_Data to use_:
------------------------------------------------------------------------
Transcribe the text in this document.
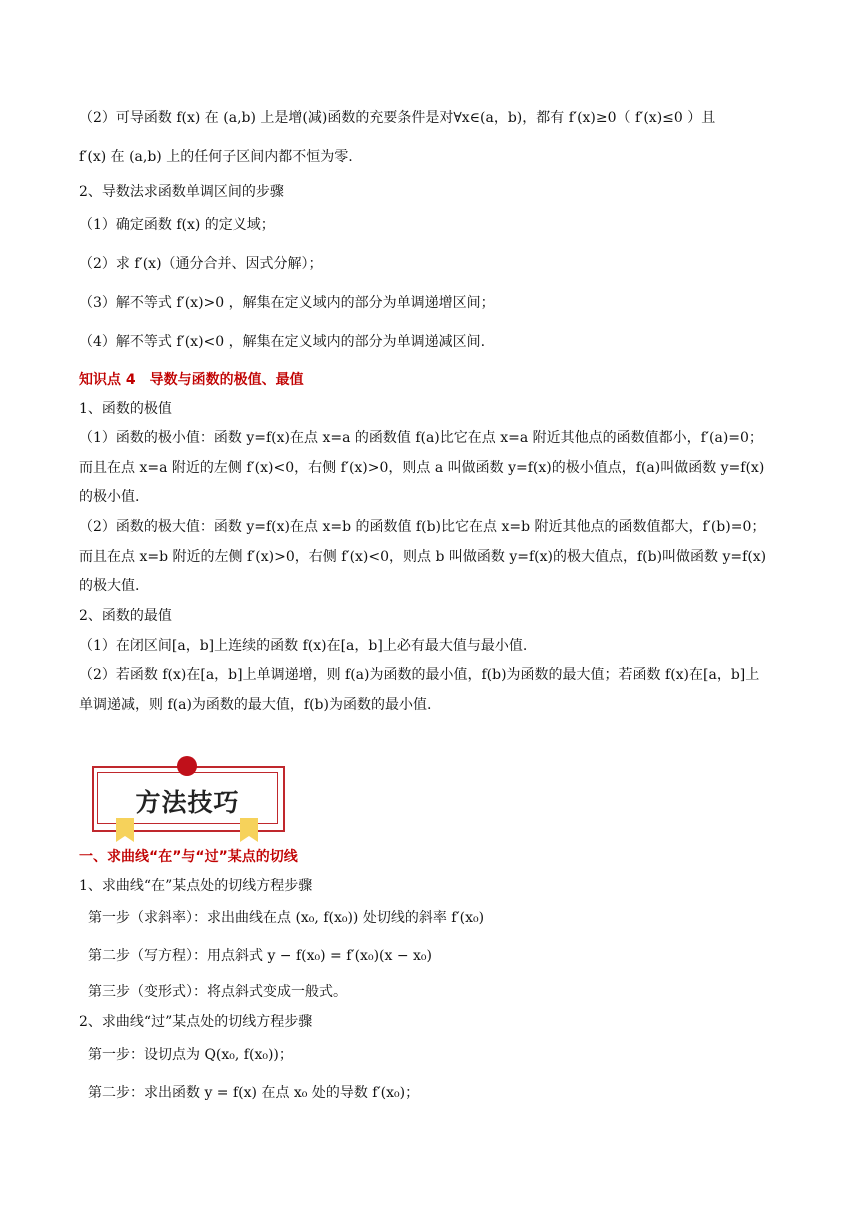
（2）可导函数 f(x) 在 (a,b) 上是增(减)函数的充要条件是对∀x∈(a，b)，都有 f′(x)≥0（ f′(x)≤0 ）且
f′(x) 在 (a,b) 上的任何子区间内都不恒为零.
2、导数法求函数单调区间的步骤
（1）确定函数 f(x) 的定义域；
（2）求 f′(x)（通分合并、因式分解）；
（3）解不等式 f′(x)>0 ，解集在定义域内的部分为单调递增区间；
（4）解不等式 f′(x)<0 ，解集在定义域内的部分为单调递减区间.
知识点 4　导数与函数的极值、最值
1、函数的极值
（1）函数的极小值：函数 y=f(x)在点 x=a 的函数值 f(a)比它在点 x=a 附近其他点的函数值都小，f′(a)=0；
而且在点 x=a 附近的左侧 f′(x)<0，右侧 f′(x)>0，则点 a 叫做函数 y=f(x)的极小值点，f(a)叫做函数 y=f(x)
的极小值.
（2）函数的极大值：函数 y=f(x)在点 x=b 的函数值 f(b)比它在点 x=b 附近其他点的函数值都大，f′(b)=0；
而且在点 x=b 附近的左侧 f′(x)>0，右侧 f′(x)<0，则点 b 叫做函数 y=f(x)的极大值点，f(b)叫做函数 y=f(x)
的极大值.
2、函数的最值
（1）在闭区间[a，b]上连续的函数 f(x)在[a，b]上必有最大值与最小值.
（2）若函数 f(x)在[a，b]上单调递增，则 f(a)为函数的最小值，f(b)为函数的最大值；若函数 f(x)在[a，b]上
单调递减，则 f(a)为函数的最大值，f(b)为函数的最小值.
方法技巧
一、求曲线“在”与“过”某点的切线
1、求曲线“在”某点处的切线方程步骤
第一步（求斜率）：求出曲线在点 (x₀, f(x₀)) 处切线的斜率 f′(x₀)
第二步（写方程）：用点斜式 y − f(x₀) = f′(x₀)(x − x₀)
第三步（变形式）：将点斜式变成一般式。
2、求曲线“过”某点处的切线方程步骤
第一步：设切点为 Q(x₀, f(x₀))；
第二步：求出函数 y = f(x) 在点 x₀ 处的导数 f′(x₀)；
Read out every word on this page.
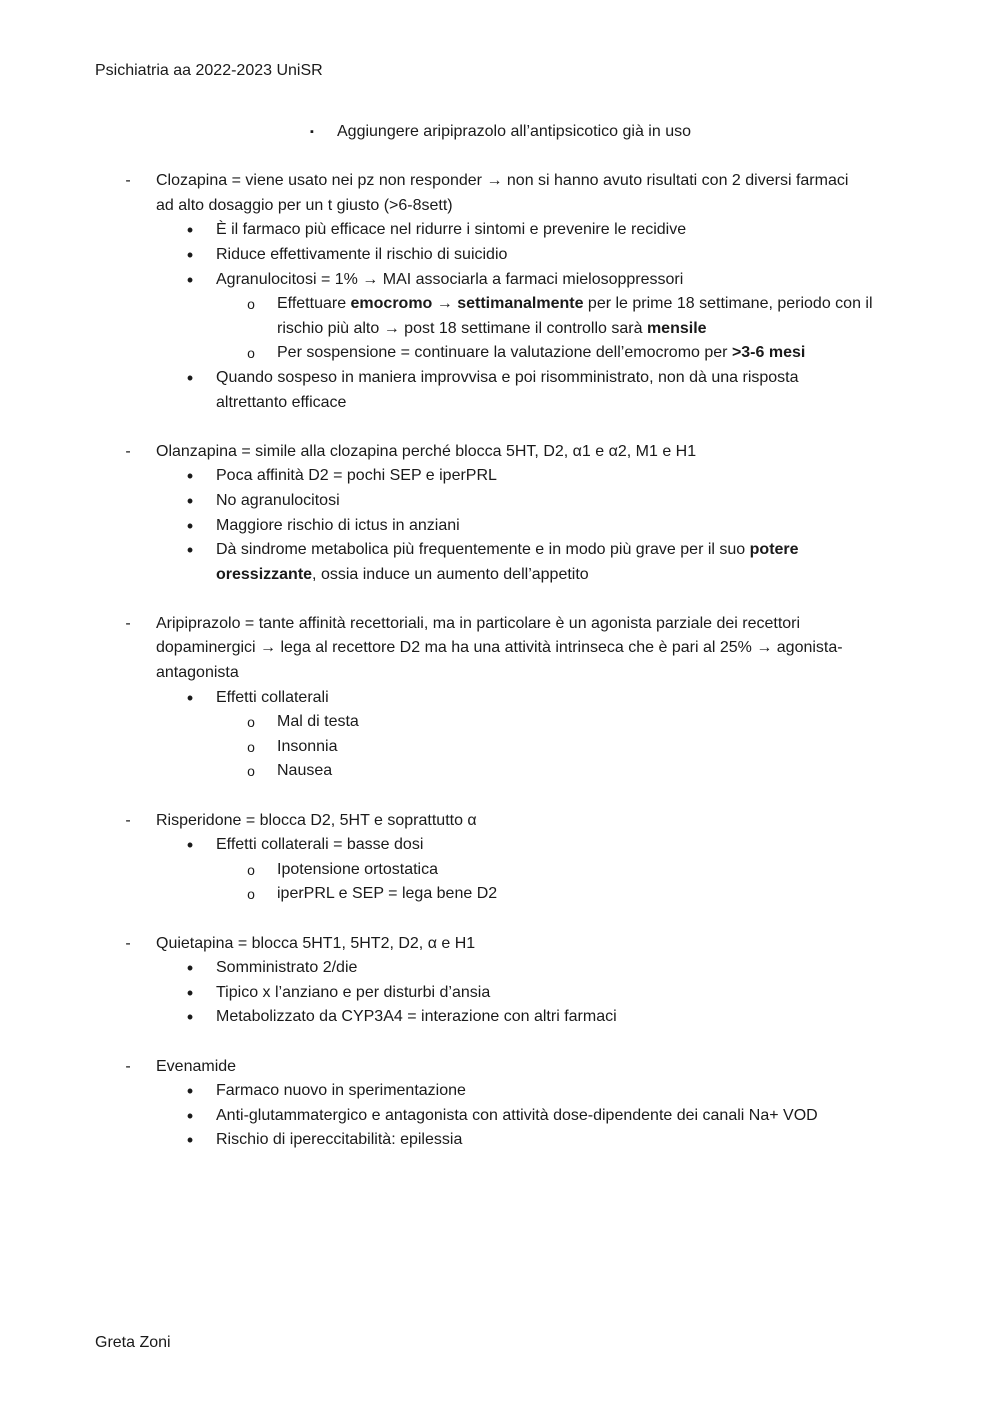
Psichiatria aa 2022-2023 UniSR
▪	Aggiungere aripiprazolo all’antipsicotico già in uso
-	Clozapina = viene usato nei pz non responder → non si hanno avuto risultati con 2 diversi farmaci
ad alto dosaggio per un t giusto (>6-8sett)
•	È il farmaco più efficace nel ridurre i sintomi e prevenire le recidive
•	Riduce effettivamente il rischio di suicidio
•	Agranulocitosi = 1% → MAI associarla a farmaci mielosoppressori
o	Effettuare emocromo → settimanalmente per le prime 18 settimane, periodo con il
rischio più alto → post 18 settimane il controllo sarà mensile
o	Per sospensione = continuare la valutazione dell’emocromo per >3-6 mesi
•	Quando sospeso in maniera improvvisa e poi risomministrato, non dà una risposta
altrettanto efficace
-	Olanzapina = simile alla clozapina perché blocca 5HT, D2, α1 e α2, M1 e H1
•	Poca affinità D2 = pochi SEP e iperPRL
•	No agranulocitosi
•	Maggiore rischio di ictus in anziani
•	Dà sindrome metabolica più frequentemente e in modo più grave per il suo potere
oressizzante, ossia induce un aumento dell’appetito
-	Aripiprazolo = tante affinità recettoriali, ma in particolare è un agonista parziale dei recettori
dopaminergici → lega al recettore D2 ma ha una attività intrinseca che è pari al 25% → agonista-
antagonista
•	Effetti collaterali
o	Mal di testa
o	Insonnia
o	Nausea
-	Risperidone = blocca D2, 5HT e soprattutto α
•	Effetti collaterali = basse dosi
o	Ipotensione ortostatica
o	iperPRL e SEP = lega bene D2
-	Quietapina = blocca 5HT1, 5HT2, D2, α e H1
•	Somministrato 2/die
•	Tipico x l’anziano e per disturbi d’ansia
•	Metabolizzato da CYP3A4 = interazione con altri farmaci
-	Evenamide
•	Farmaco nuovo in sperimentazione
•	Anti-glutammatergico e antagonista con attività dose-dipendente dei canali Na+ VOD
•	Rischio di ipereccitabilità: epilessia
Greta Zoni
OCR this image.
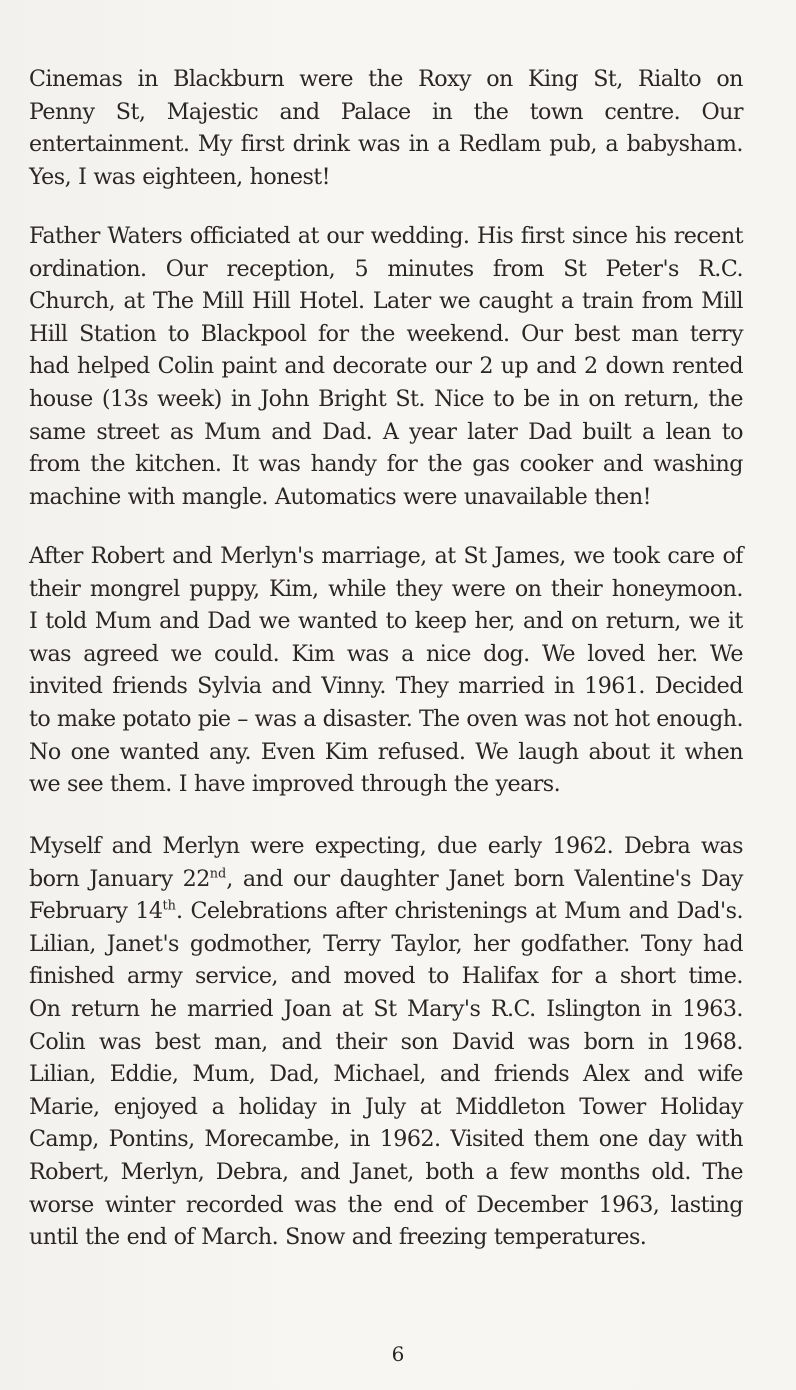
Cinemas in Blackburn were the Roxy on King St, Rialto on
Penny St, Majestic and Palace in the town centre. Our
entertainment. My first drink was in a Redlam pub, a babysham.
Yes, I was eighteen, honest!
Father Waters officiated at our wedding. His first since his recent
ordination. Our reception, 5 minutes from St Peter's R.C.
Church, at The Mill Hill Hotel. Later we caught a train from Mill
Hill Station to Blackpool for the weekend. Our best man terry
had helped Colin paint and decorate our 2 up and 2 down rented
house (13s week) in John Bright St. Nice to be in on return, the
same street as Mum and Dad. A year later Dad built a lean to
from the kitchen. It was handy for the gas cooker and washing
machine with mangle. Automatics were unavailable then!
After Robert and Merlyn's marriage, at St James, we took care of
their mongrel puppy, Kim, while they were on their honeymoon.
I told Mum and Dad we wanted to keep her, and on return, we it
was agreed we could. Kim was a nice dog. We loved her. We
invited friends Sylvia and Vinny. They married in 1961. Decided
to make potato pie – was a disaster. The oven was not hot enough.
No one wanted any. Even Kim refused. We laugh about it when
we see them. I have improved through the years.
Myself and Merlyn were expecting, due early 1962. Debra was
born January 22nd, and our daughter Janet born Valentine's Day
February 14th. Celebrations after christenings at Mum and Dad's.
Lilian, Janet's godmother, Terry Taylor, her godfather. Tony had
finished army service, and moved to Halifax for a short time.
On return he married Joan at St Mary's R.C. Islington in 1963.
Colin was best man, and their son David was born in 1968.
Lilian, Eddie, Mum, Dad, Michael, and friends Alex and wife
Marie, enjoyed a holiday in July at Middleton Tower Holiday
Camp, Pontins, Morecambe, in 1962. Visited them one day with
Robert, Merlyn, Debra, and Janet, both a few months old. The
worse winter recorded was the end of December 1963, lasting
until the end of March. Snow and freezing temperatures.
6
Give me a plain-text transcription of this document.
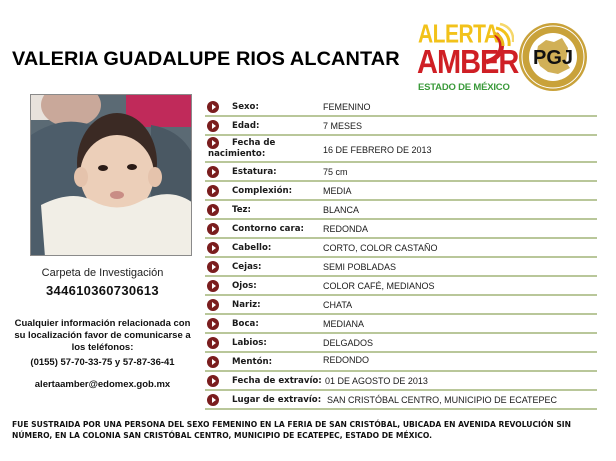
VALERIA GUADALUPE RIOS ALCANTAR
ALERTA
AMBER
ESTADO DE MÉXICO
PGJ
Carpeta de Investigación
344610360730613
Cualquier información relacionada con su localización favor de comunicarse a los teléfonos:
(0155) 57-70-33-75 y 57-87-36-41
alertaamber@edomex.gob.mx
Sexo:	FEMENINO
Edad:	7 MESES
Fecha de
nacimiento:	16 DE FEBRERO DE 2013
Estatura:	75 cm
Complexión:	MEDIA
Tez:	BLANCA
Contorno cara: REDONDA
Cabello:	CORTO, COLOR CASTAÑO
Cejas:	SEMI POBLADAS
Ojos:	COLOR CAFÉ, MEDIANOS
Nariz:	CHATA
Boca:	MEDIANA
Labios:	DELGADOS
Mentón:	REDONDO
Fecha de extravío: 01 DE AGOSTO DE 2013
Lugar de extravío: SAN CRISTÓBAL CENTRO, MUNICIPIO DE ECATEPEC
FUE SUSTRAIDA POR UNA PERSONA DEL SEXO FEMENINO EN LA FERIA DE SAN CRISTÓBAL, UBICADA EN AVENIDA REVOLUCIÓN SIN NÚMERO, EN LA COLONIA SAN CRISTÓBAL CENTRO, MUNICIPIO DE ECATEPEC, ESTADO DE MÉXICO.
------------------------------------------------------------------------
_Problem description_:
Set down every record once more, word for word, without pictures.

_Written response_:
Transcribe the text in this document.
（2）可导函数 f(x) 在 (a,b) 上是增(减)函数的充要条件是对∀x∈(a，b)，都有 f′(x)≥0（ f′(x)≤0 ）且
f′(x) 在 (a,b) 上的任何子区间内都不恒为零.
2、导数法求函数单调区间的步骤
（1）确定函数 f(x) 的定义域；
（2）求 f′(x)（通分合并、因式分解）；
（3）解不等式 f′(x)>0 ，解集在定义域内的部分为单调递增区间；
（4）解不等式 f′(x)<0 ，解集在定义域内的部分为单调递减区间.
知识点 4　导数与函数的极值、最值
1、函数的极值
（1）函数的极小值：函数 y=f(x)在点 x=a 的函数值 f(a)比它在点 x=a 附近其他点的函数值都小，f′(a)=0；
而且在点 x=a 附近的左侧 f′(x)<0，右侧 f′(x)>0，则点 a 叫做函数 y=f(x)的极小值点，f(a)叫做函数 y=f(x)
的极小值.
（2）函数的极大值：函数 y=f(x)在点 x=b 的函数值 f(b)比它在点 x=b 附近其他点的函数值都大，f′(b)=0；
而且在点 x=b 附近的左侧 f′(x)>0，右侧 f′(x)<0，则点 b 叫做函数 y=f(x)的极大值点，f(b)叫做函数 y=f(x)
的极大值.
2、函数的最值
（1）在闭区间[a，b]上连续的函数 f(x)在[a，b]上必有最大值与最小值.
（2）若函数 f(x)在[a，b]上单调递增，则 f(a)为函数的最小值，f(b)为函数的最大值；若函数 f(x)在[a，b]上
单调递减，则 f(a)为函数的最大值，f(b)为函数的最小值.
方法技巧
一、求曲线“在”与“过”某点的切线
1、求曲线“在”某点处的切线方程步骤
第一步（求斜率）：求出曲线在点 (x₀, f(x₀)) 处切线的斜率 f′(x₀)
第二步（写方程）：用点斜式 y − f(x₀) = f′(x₀)(x − x₀)
第三步（变形式）：将点斜式变成一般式。
2、求曲线“过”某点处的切线方程步骤
第一步：设切点为 Q(x₀, f(x₀))；
第二步：求出函数 y = f(x) 在点 x₀ 处的导数 f′(x₀)；
Read out every word on this page.
Psichiatria aa 2022-2023 UniSR
▪	Aggiungere aripiprazolo all’antipsicotico già in uso
-	Clozapina = viene usato nei pz non responder → non si hanno avuto risultati con 2 diversi farmaci
ad alto dosaggio per un t giusto (>6-8sett)
•	È il farmaco più efficace nel ridurre i sintomi e prevenire le recidive
•	Riduce effettivamente il rischio di suicidio
•	Agranulocitosi = 1% → MAI associarla a farmaci mielosoppressori
o	Effettuare emocromo → settimanalmente per le prime 18 settimane, periodo con il
rischio più alto → post 18 settimane il controllo sarà mensile
o	Per sospensione = continuare la valutazione dell’emocromo per >3-6 mesi
•	Quando sospeso in maniera improvvisa e poi risomministrato, non dà una risposta
altrettanto efficace
-	Olanzapina = simile alla clozapina perché blocca 5HT, D2, α1 e α2, M1 e H1
•	Poca affinità D2 = pochi SEP e iperPRL
•	No agranulocitosi
•	Maggiore rischio di ictus in anziani
•	Dà sindrome metabolica più frequentemente e in modo più grave per il suo potere
oressizzante, ossia induce un aumento dell’appetito
-	Aripiprazolo = tante affinità recettoriali, ma in particolare è un agonista parziale dei recettori
dopaminergici → lega al recettore D2 ma ha una attività intrinseca che è pari al 25% → agonista-
antagonista
•	Effetti collaterali
o	Mal di testa
o	Insonnia
o	Nausea
-	Risperidone = blocca D2, 5HT e soprattutto α
•	Effetti collaterali = basse dosi
o	Ipotensione ortostatica
o	iperPRL e SEP = lega bene D2
-	Quietapina = blocca 5HT1, 5HT2, D2, α e H1
•	Somministrato 2/die
•	Tipico x l’anziano e per disturbi d’ansia
•	Metabolizzato da CYP3A4 = interazione con altri farmaci
-	Evenamide
•	Farmaco nuovo in sperimentazione
•	Anti-glutammatergico e antagonista con attività dose-dipendente dei canali Na+ VOD
•	Rischio di ipereccitabilità: epilessia
Greta Zoni
OCR this image.
Cinemas in Blackburn were the Roxy on King St, Rialto on
Penny St, Majestic and Palace in the town centre. Our
entertainment. My first drink was in a Redlam pub, a babysham.
Yes, I was eighteen, honest!
Father Waters officiated at our wedding. His first since his recent
ordination. Our reception, 5 minutes from St Peter's R.C.
Church, at The Mill Hill Hotel. Later we caught a train from Mill
Hill Station to Blackpool for the weekend. Our best man terry
had helped Colin paint and decorate our 2 up and 2 down rented
house (13s week) in John Bright St. Nice to be in on return, the
same street as Mum and Dad. A year later Dad built a lean to
from the kitchen. It was handy for the gas cooker and washing
machine with mangle. Automatics were unavailable then!
After Robert and Merlyn's marriage, at St James, we took care of
their mongrel puppy, Kim, while they were on their honeymoon.
I told Mum and Dad we wanted to keep her, and on return, we it
was agreed we could. Kim was a nice dog. We loved her. We
invited friends Sylvia and Vinny. They married in 1961. Decided
to make potato pie – was a disaster. The oven was not hot enough.
No one wanted any. Even Kim refused. We laugh about it when
we see them. I have improved through the years.
Myself and Merlyn were expecting, due early 1962. Debra was
born January 22nd, and our daughter Janet born Valentine's Day
February 14th. Celebrations after christenings at Mum and Dad's.
Lilian, Janet's godmother, Terry Taylor, her godfather. Tony had
finished army service, and moved to Halifax for a short time.
On return he married Joan at St Mary's R.C. Islington in 1963.
Colin was best man, and their son David was born in 1968.
Lilian, Eddie, Mum, Dad, Michael, and friends Alex and wife
Marie, enjoyed a holiday in July at Middleton Tower Holiday
Camp, Pontins, Morecambe, in 1962. Visited them one day with
Robert, Merlyn, Debra, and Janet, both a few months old. The
worse winter recorded was the end of December 1963, lasting
until the end of March. Snow and freezing temperatures.
6
Give me a plain-text transcription of this document.
VALERIA GUADALUPE RIOS ALCANTAR
ALERTA
AMBER
ESTADO DE MÉXICO
PGJ
Carpeta de Investigación
344610360730613
Cualquier información relacionada con su localización favor de comunicarse a los teléfonos:
(0155) 57-70-33-75 y 57-87-36-41
alertaamber@edomex.gob.mx
Sexo:	FEMENINO
Edad:	7 MESES
Fecha de
nacimiento:	16 DE FEBRERO DE 2013
Estatura:	75 cm
Complexión:	MEDIA
Tez:	BLANCA
Contorno cara: REDONDA
Cabello:	CORTO, COLOR CASTAÑO
Cejas:	SEMI POBLADAS
Ojos:	COLOR CAFÉ, MEDIANOS
Nariz:	CHATA
Boca:	MEDIANA
Labios:	DELGADOS
Mentón:	REDONDO
Fecha de extravío: 01 DE AGOSTO DE 2013
Lugar de extravío: SAN CRISTÓBAL CENTRO, MUNICIPIO DE ECATEPEC
FUE SUSTRAIDA POR UNA PERSONA DEL SEXO FEMENINO EN LA FERIA DE SAN CRISTÓBAL, UBICADA EN AVENIDA REVOLUCIÓN SIN NÚMERO, EN LA COLONIA SAN CRISTÓBAL CENTRO, MUNICIPIO DE ECATEPEC, ESTADO DE MÉXICO.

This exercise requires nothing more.